§ Short problem
Exactly and only the lines from the one containing "Read out every word on this page." through the close of the entries below are to be set down.

(Records from a data collection)
-- -- --
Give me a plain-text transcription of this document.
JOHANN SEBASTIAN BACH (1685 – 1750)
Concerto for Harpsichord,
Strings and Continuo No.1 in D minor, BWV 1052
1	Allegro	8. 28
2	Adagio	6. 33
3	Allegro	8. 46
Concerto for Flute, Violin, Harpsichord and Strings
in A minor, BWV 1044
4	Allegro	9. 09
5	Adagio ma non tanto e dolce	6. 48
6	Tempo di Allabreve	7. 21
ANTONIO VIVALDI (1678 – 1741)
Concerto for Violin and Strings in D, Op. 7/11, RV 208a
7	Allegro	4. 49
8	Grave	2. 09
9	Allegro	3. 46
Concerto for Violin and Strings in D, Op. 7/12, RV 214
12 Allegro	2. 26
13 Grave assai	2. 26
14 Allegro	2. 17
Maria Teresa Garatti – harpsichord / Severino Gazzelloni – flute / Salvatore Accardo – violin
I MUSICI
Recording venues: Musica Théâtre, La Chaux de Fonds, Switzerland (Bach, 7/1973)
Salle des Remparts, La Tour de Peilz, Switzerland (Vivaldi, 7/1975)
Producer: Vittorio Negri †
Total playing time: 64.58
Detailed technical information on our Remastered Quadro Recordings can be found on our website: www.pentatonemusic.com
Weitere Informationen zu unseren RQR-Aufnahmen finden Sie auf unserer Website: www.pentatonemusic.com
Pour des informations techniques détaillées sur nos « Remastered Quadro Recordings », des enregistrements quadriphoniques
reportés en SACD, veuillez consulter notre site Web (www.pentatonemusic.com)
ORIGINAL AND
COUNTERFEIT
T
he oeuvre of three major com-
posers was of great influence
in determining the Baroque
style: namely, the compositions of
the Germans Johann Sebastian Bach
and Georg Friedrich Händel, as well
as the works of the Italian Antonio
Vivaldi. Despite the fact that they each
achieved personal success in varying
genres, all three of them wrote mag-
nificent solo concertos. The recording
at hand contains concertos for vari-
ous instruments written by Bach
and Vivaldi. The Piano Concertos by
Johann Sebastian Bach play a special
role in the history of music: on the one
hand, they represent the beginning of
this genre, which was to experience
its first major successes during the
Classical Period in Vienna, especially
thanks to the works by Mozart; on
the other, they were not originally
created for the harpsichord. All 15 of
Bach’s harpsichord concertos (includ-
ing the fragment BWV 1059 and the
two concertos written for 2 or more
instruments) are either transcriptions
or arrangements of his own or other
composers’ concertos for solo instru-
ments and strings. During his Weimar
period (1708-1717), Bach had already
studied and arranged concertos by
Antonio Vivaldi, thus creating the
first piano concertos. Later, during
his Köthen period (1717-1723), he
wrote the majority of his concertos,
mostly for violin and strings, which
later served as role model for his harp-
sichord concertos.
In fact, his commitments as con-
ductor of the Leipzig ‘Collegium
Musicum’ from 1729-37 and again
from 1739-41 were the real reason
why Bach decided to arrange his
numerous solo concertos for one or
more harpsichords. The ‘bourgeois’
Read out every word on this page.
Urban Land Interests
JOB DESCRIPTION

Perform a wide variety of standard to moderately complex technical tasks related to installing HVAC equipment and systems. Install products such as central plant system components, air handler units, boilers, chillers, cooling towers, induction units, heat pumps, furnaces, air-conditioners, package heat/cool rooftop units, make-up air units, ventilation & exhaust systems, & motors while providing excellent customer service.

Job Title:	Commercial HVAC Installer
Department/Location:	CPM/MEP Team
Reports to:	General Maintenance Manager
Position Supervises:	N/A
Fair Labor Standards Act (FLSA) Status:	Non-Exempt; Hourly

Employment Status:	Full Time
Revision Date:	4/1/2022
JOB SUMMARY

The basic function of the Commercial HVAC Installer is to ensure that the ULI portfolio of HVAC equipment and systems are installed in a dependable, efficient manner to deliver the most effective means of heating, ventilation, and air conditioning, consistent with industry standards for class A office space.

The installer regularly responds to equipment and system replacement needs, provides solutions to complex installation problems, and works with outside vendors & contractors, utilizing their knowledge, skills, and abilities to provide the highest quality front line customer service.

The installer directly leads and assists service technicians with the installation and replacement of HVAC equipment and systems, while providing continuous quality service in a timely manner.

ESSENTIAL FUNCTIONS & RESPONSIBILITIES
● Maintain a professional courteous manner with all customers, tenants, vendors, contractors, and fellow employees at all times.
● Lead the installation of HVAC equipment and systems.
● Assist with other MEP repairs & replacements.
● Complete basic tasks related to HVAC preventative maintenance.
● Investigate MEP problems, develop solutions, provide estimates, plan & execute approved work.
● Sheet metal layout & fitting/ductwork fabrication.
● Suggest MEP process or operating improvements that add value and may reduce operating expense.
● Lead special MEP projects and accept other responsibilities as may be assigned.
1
-- -- --
§ Task result
Read out every word on this page.
Urban Land Interests
JOB DESCRIPTION

Perform a wide variety of standard to moderately complex technical tasks related to installing HVAC equipment and systems. Install products such as central plant system components, air handler units, boilers, chillers, cooling towers, induction units, heat pumps, furnaces, air-conditioners, package heat/cool rooftop units, make-up air units, ventilation & exhaust systems, & motors while providing excellent customer service.

Job Title:	Commercial HVAC Installer
Department/Location:	CPM/MEP Team
Reports to:	General Maintenance Manager
Position Supervises:	N/A
Fair Labor Standards Act (FLSA) Status:	Non-Exempt; Hourly

Employment Status:	Full Time
Revision Date:	4/1/2022
JOB SUMMARY

The basic function of the Commercial HVAC Installer is to ensure that the ULI portfolio of HVAC equipment and systems are installed in a dependable, efficient manner to deliver the most effective means of heating, ventilation, and air conditioning, consistent with industry standards for class A office space.

The installer regularly responds to equipment and system replacement needs, provides solutions to complex installation problems, and works with outside vendors & contractors, utilizing their knowledge, skills, and abilities to provide the highest quality front line customer service.

The installer directly leads and assists service technicians with the installation and replacement of HVAC equipment and systems, while providing continuous quality service in a timely manner.

ESSENTIAL FUNCTIONS & RESPONSIBILITIES
● Maintain a professional courteous manner with all customers, tenants, vendors, contractors, and fellow employees at all times.
● Lead the installation of HVAC equipment and systems.
● Assist with other MEP repairs & replacements.
● Complete basic tasks related to HVAC preventative maintenance.
● Investigate MEP problems, develop solutions, provide estimates, plan & execute approved work.
● Sheet metal layout & fitting/ductwork fabrication.
● Suggest MEP process or operating improvements that add value and may reduce operating expense.
● Lead special MEP projects and accept other responsibilities as may be assigned.
1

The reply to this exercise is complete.